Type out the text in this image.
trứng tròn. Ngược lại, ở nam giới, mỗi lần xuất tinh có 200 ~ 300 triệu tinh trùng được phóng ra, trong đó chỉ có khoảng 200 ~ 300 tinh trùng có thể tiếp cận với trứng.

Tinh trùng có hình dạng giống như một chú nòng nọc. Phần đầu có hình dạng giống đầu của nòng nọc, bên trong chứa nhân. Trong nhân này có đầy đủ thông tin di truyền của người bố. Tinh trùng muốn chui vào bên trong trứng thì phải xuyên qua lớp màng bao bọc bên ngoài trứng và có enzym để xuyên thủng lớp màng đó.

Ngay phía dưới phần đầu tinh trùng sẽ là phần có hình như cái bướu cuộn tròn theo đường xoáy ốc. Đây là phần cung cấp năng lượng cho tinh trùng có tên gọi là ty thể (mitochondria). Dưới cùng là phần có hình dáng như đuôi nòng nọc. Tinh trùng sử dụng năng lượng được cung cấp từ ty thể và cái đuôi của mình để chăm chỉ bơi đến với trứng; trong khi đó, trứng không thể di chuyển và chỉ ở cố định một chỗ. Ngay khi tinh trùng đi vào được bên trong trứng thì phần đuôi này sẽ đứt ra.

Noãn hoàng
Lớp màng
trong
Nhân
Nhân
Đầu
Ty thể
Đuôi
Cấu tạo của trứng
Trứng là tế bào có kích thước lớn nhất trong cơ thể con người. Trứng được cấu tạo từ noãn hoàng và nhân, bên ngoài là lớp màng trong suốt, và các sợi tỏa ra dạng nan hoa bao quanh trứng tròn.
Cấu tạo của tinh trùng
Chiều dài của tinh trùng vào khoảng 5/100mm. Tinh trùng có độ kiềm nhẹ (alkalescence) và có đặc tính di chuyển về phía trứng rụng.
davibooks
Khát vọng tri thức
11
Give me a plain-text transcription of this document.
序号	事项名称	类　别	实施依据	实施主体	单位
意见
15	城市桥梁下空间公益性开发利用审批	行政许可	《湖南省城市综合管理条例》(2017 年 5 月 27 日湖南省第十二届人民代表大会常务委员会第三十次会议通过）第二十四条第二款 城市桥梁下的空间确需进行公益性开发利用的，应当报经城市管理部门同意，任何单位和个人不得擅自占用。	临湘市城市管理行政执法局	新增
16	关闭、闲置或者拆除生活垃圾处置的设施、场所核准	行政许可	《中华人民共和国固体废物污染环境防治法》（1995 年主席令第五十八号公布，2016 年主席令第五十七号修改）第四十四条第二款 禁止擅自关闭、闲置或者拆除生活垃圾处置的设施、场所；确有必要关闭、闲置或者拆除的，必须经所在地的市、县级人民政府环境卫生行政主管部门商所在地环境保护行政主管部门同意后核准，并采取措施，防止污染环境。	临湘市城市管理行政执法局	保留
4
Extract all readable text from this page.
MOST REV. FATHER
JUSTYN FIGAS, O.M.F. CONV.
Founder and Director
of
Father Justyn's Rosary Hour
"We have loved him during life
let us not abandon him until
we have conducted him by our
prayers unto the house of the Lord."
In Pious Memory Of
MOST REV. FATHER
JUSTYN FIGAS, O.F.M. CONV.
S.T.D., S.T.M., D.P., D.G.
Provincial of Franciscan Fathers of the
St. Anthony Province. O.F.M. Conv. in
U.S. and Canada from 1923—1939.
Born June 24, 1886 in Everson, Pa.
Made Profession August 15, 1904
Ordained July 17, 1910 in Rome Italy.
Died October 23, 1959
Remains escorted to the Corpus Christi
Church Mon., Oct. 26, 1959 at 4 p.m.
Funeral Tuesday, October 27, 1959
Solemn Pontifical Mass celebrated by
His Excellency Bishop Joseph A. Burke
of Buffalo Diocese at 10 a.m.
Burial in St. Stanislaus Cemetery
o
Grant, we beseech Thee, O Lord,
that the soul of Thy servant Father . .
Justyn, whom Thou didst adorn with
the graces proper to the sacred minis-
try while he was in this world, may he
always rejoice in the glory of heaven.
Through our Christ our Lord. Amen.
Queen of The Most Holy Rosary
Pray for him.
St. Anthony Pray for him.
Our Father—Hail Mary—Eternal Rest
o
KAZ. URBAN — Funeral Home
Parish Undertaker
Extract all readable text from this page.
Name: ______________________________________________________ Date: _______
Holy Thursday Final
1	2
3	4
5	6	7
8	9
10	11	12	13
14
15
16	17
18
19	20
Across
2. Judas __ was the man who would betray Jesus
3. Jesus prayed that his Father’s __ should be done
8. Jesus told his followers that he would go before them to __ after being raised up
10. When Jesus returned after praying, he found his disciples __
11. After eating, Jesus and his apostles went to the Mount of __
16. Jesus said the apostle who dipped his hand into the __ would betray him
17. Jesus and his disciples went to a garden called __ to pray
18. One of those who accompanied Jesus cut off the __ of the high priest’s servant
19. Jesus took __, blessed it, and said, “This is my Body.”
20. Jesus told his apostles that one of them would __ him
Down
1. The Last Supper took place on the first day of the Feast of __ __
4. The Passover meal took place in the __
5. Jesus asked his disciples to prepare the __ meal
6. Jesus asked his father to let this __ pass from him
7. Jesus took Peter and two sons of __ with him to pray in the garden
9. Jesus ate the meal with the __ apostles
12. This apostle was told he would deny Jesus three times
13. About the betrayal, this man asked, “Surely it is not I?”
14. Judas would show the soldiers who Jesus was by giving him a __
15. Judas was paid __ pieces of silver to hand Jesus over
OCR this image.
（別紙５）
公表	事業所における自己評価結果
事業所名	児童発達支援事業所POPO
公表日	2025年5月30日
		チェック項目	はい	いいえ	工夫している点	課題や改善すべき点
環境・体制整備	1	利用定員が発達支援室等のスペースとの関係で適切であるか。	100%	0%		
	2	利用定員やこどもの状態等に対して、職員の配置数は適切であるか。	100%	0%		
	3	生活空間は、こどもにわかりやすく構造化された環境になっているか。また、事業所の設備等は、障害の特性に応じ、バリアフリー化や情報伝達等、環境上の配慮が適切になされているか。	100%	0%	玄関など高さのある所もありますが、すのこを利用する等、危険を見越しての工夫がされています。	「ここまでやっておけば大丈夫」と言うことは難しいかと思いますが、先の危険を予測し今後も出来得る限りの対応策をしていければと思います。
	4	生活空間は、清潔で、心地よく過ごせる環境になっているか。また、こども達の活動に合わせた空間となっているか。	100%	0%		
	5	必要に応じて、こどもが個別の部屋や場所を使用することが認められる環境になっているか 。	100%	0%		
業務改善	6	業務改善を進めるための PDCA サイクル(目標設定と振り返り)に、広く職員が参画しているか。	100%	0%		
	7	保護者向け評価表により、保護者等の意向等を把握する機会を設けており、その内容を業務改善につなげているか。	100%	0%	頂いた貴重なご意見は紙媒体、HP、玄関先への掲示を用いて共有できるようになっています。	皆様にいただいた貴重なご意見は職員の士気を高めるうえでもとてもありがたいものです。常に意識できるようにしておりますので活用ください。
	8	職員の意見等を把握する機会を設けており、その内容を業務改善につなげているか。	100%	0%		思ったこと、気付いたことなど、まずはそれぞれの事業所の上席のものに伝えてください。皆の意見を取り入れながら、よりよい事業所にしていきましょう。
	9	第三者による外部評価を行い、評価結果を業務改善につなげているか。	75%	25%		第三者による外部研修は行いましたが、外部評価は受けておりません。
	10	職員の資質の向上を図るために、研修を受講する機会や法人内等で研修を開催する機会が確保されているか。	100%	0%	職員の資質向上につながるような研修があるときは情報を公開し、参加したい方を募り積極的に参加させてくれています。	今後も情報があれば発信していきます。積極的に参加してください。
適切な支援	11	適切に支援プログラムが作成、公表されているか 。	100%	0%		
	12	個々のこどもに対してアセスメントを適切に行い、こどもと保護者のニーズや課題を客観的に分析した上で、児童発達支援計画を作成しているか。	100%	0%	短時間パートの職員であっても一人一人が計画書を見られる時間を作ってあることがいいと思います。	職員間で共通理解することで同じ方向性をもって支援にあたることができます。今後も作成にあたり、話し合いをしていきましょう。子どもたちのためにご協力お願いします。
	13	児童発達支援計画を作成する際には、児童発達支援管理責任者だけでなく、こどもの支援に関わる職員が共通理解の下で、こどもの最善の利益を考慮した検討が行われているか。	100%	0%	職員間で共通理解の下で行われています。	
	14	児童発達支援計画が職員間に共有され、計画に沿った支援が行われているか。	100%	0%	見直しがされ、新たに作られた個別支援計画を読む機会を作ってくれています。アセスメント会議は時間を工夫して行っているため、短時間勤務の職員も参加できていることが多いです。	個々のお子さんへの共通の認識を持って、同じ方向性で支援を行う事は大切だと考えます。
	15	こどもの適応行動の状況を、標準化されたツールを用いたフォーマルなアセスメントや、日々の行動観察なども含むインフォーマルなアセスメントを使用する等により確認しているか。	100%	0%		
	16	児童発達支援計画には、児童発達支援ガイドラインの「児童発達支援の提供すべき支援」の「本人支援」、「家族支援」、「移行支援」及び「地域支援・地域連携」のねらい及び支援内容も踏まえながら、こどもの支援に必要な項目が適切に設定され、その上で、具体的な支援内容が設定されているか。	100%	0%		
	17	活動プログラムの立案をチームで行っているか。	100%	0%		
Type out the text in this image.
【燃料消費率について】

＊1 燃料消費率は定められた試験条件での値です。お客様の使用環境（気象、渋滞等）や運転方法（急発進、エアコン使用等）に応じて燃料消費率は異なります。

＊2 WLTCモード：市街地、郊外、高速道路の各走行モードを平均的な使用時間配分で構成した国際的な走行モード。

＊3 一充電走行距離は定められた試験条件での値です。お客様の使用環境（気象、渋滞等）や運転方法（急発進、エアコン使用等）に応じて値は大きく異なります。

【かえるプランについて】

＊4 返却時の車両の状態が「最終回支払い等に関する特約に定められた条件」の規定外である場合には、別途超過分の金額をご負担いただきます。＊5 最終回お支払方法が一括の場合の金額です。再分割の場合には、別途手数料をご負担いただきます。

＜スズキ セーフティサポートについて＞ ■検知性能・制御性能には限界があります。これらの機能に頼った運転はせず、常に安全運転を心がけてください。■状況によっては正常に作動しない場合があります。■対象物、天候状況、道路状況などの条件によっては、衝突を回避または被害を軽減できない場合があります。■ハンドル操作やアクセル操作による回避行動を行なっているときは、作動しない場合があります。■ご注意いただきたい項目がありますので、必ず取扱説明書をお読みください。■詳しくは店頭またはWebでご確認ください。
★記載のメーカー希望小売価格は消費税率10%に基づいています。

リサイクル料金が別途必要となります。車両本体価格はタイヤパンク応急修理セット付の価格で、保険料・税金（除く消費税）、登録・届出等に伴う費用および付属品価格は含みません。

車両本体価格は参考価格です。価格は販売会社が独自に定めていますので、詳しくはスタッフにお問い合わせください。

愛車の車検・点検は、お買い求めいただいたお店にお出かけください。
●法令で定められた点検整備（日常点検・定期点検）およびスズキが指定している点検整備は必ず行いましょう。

*-*-*

§ What to do:
Show all lines from the data above in which the word "临湘市城市管理行政执法局" appears.

§ Response to the task:
15	城市桥梁下空间公益性开发利用审批	行政许可	《湖南省城市综合管理条例》(2017 年 5 月 27 日湖南省第十二届人民代表大会常务委员会第三十次会议通过）第二十四条第二款 城市桥梁下的空间确需进行公益性开发利用的，应当报经城市管理部门同意，任何单位和个人不得擅自占用。	临湘市城市管理行政执法局	新增
16	关闭、闲置或者拆除生活垃圾处置的设施、场所核准	行政许可	《中华人民共和国固体废物污染环境防治法》（1995 年主席令第五十八号公布，2016 年主席令第五十七号修改）第四十四条第二款 禁止擅自关闭、闲置或者拆除生活垃圾处置的设施、场所；确有必要关闭、闲置或者拆除的，必须经所在地的市、县级人民政府环境卫生行政主管部门商所在地环境保护行政主管部门同意后核准，并采取措施，防止污染环境。	临湘市城市管理行政执法局	保留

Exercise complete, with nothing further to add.